* GOAL: Identify, in the records below, every line where the string "grid" appears, and copy each such line.

* MATERIAL FOR THIS EXERCISE:
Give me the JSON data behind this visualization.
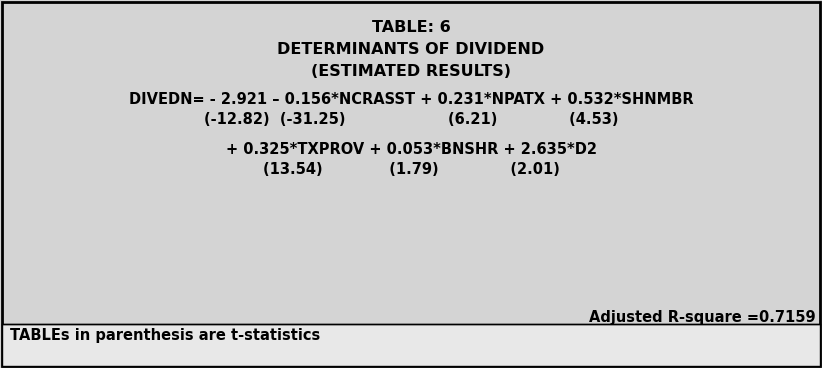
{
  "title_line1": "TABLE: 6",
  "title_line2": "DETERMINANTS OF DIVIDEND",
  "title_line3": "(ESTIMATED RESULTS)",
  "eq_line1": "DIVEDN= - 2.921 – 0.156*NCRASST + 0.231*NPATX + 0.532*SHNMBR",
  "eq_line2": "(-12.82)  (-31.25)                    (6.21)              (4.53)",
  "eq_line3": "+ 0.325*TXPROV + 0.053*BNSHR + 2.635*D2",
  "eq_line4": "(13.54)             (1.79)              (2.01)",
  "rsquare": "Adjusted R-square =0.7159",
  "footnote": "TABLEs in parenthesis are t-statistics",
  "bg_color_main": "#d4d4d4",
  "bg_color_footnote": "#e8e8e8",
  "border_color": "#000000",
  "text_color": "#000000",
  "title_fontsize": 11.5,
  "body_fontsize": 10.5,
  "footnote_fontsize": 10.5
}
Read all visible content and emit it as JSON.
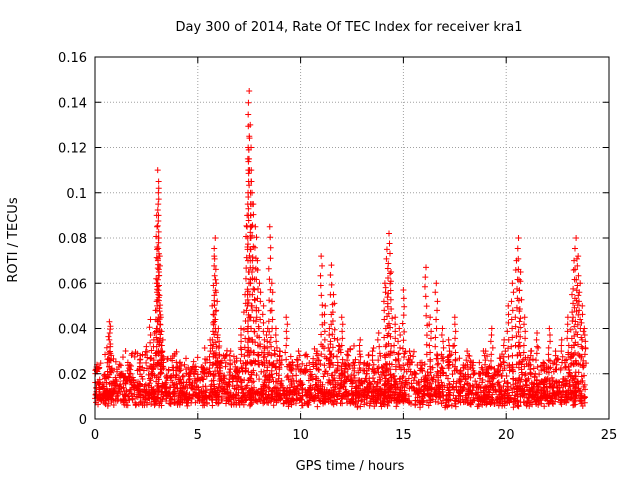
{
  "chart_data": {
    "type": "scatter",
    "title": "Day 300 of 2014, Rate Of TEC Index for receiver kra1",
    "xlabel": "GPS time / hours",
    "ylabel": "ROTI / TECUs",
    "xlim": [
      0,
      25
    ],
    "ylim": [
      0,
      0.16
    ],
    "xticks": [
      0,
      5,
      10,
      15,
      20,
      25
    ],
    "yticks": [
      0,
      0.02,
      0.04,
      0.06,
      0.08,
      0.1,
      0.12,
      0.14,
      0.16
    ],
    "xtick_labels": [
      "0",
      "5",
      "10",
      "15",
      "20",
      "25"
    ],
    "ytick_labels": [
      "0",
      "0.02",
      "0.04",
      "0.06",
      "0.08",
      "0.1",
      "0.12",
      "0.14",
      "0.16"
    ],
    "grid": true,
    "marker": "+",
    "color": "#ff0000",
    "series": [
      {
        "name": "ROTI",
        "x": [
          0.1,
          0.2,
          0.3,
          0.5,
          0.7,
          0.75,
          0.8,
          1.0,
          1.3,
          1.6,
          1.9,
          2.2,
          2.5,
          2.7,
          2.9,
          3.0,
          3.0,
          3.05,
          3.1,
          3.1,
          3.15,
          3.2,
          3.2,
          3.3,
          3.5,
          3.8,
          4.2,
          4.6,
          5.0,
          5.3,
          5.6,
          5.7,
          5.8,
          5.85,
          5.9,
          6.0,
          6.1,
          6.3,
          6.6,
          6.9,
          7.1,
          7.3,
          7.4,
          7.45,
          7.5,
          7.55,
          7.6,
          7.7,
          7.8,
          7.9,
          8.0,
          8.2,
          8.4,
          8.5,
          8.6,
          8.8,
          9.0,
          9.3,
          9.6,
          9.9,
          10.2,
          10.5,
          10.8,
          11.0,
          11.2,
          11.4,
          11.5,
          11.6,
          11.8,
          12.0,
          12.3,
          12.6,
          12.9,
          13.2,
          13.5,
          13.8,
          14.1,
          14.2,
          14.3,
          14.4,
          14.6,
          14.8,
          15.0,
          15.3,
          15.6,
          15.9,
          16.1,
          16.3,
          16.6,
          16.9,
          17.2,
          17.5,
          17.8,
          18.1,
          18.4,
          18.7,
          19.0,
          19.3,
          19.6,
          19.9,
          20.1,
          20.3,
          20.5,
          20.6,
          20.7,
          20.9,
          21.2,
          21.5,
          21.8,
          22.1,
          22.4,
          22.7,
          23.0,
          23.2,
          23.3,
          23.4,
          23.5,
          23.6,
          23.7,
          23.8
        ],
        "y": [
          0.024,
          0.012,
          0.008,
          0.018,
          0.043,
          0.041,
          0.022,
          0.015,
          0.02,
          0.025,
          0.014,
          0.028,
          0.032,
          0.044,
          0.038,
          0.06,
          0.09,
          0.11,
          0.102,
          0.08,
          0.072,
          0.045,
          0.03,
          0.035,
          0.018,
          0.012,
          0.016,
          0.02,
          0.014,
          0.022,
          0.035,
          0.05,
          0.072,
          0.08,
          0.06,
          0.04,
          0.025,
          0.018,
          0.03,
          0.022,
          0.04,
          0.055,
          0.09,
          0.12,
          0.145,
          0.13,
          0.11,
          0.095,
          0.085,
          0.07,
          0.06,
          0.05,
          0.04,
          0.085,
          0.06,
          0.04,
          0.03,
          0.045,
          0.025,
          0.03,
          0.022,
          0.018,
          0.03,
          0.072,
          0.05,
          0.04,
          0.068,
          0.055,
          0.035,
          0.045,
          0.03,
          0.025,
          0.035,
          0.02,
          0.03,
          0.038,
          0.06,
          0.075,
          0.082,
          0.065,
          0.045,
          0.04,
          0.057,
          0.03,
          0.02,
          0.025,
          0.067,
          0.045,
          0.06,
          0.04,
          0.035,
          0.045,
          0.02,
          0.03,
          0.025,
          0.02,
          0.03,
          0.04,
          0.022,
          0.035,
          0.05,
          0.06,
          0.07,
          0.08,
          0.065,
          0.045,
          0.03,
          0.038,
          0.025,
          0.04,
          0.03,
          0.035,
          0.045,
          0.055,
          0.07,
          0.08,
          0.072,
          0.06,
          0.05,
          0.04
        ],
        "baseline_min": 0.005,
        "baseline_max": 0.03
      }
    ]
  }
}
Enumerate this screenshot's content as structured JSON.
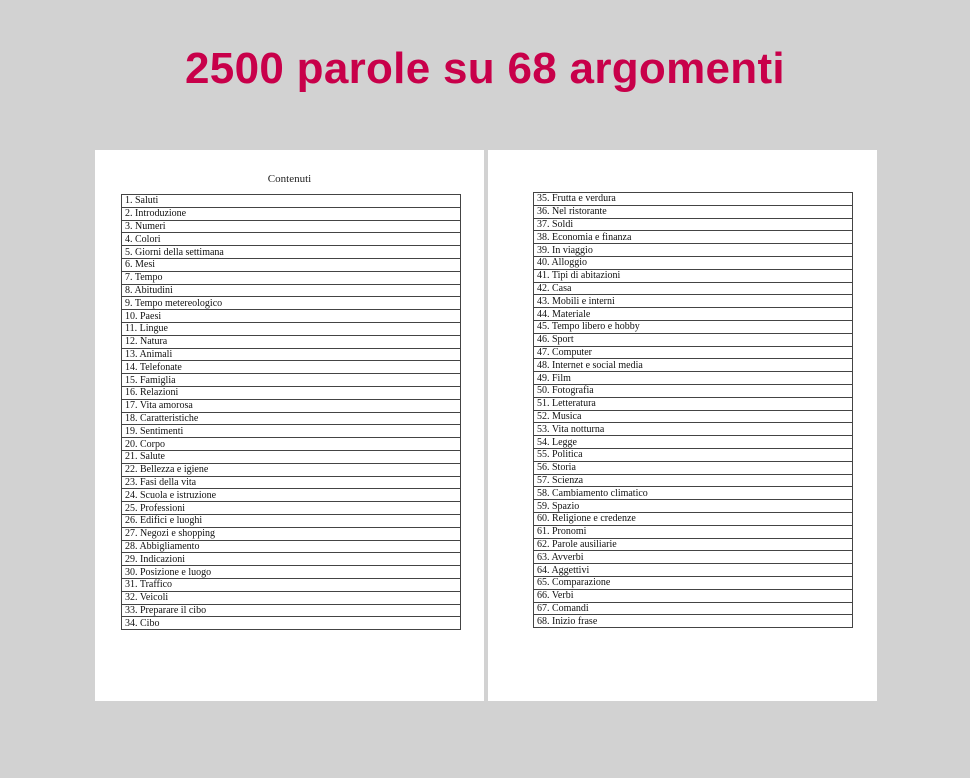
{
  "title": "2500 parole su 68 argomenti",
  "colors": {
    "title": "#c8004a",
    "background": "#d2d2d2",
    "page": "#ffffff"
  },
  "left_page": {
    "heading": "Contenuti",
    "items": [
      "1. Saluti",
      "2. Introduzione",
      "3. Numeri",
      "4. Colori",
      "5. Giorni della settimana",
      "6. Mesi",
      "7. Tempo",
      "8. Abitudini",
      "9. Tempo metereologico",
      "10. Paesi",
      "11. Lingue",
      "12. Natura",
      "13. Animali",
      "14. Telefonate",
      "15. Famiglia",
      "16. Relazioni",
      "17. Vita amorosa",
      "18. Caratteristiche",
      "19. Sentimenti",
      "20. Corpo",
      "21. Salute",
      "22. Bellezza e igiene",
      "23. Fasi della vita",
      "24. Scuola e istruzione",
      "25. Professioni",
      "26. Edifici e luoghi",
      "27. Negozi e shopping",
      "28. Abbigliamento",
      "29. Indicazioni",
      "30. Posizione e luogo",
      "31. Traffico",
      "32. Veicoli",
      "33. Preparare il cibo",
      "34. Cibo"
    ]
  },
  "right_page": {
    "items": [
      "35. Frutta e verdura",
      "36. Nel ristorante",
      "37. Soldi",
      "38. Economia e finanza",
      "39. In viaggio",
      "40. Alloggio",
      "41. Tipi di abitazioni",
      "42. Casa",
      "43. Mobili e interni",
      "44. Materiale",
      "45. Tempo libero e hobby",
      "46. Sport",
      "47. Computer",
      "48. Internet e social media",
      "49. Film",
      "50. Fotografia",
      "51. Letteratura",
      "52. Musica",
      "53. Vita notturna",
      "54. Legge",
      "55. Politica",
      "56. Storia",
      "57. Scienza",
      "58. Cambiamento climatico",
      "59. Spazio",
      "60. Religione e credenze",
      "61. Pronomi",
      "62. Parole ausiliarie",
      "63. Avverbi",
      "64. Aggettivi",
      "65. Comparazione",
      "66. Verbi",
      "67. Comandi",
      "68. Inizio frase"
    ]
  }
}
* * *
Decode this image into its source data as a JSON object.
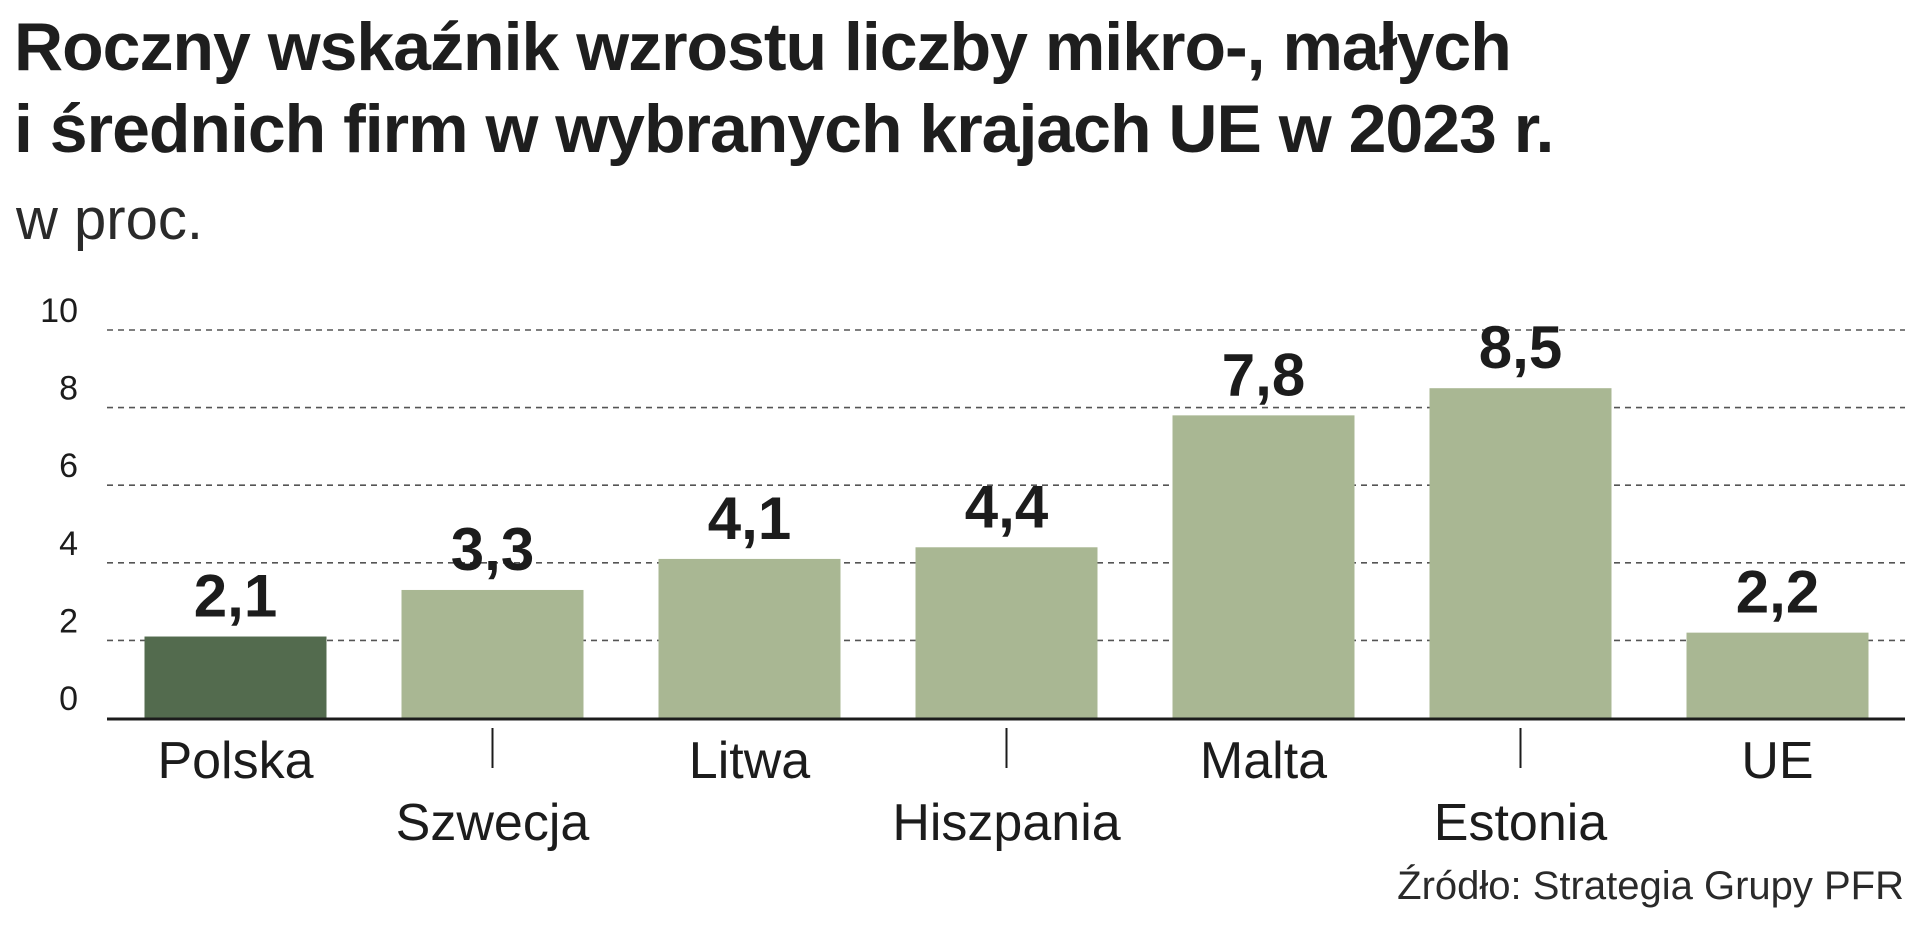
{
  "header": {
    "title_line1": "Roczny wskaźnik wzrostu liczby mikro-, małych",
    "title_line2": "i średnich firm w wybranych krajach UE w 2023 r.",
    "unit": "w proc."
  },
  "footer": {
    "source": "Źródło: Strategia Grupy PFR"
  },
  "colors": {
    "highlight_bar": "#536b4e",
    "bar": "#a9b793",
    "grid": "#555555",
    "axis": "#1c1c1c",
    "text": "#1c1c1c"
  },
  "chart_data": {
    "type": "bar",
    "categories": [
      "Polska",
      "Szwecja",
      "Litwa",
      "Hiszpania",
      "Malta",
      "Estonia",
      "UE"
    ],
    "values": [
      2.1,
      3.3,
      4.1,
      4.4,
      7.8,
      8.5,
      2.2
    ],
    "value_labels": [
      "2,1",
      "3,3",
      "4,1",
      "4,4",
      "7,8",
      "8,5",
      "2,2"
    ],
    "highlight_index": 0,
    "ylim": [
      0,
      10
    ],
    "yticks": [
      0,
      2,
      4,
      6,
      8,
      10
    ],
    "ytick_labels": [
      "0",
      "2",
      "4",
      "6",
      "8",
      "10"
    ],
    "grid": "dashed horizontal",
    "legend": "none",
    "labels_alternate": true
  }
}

* EXERCISE RESPONSE:
    "grid": true,
    "grid": "#555555",
    "grid": "dashed horizontal",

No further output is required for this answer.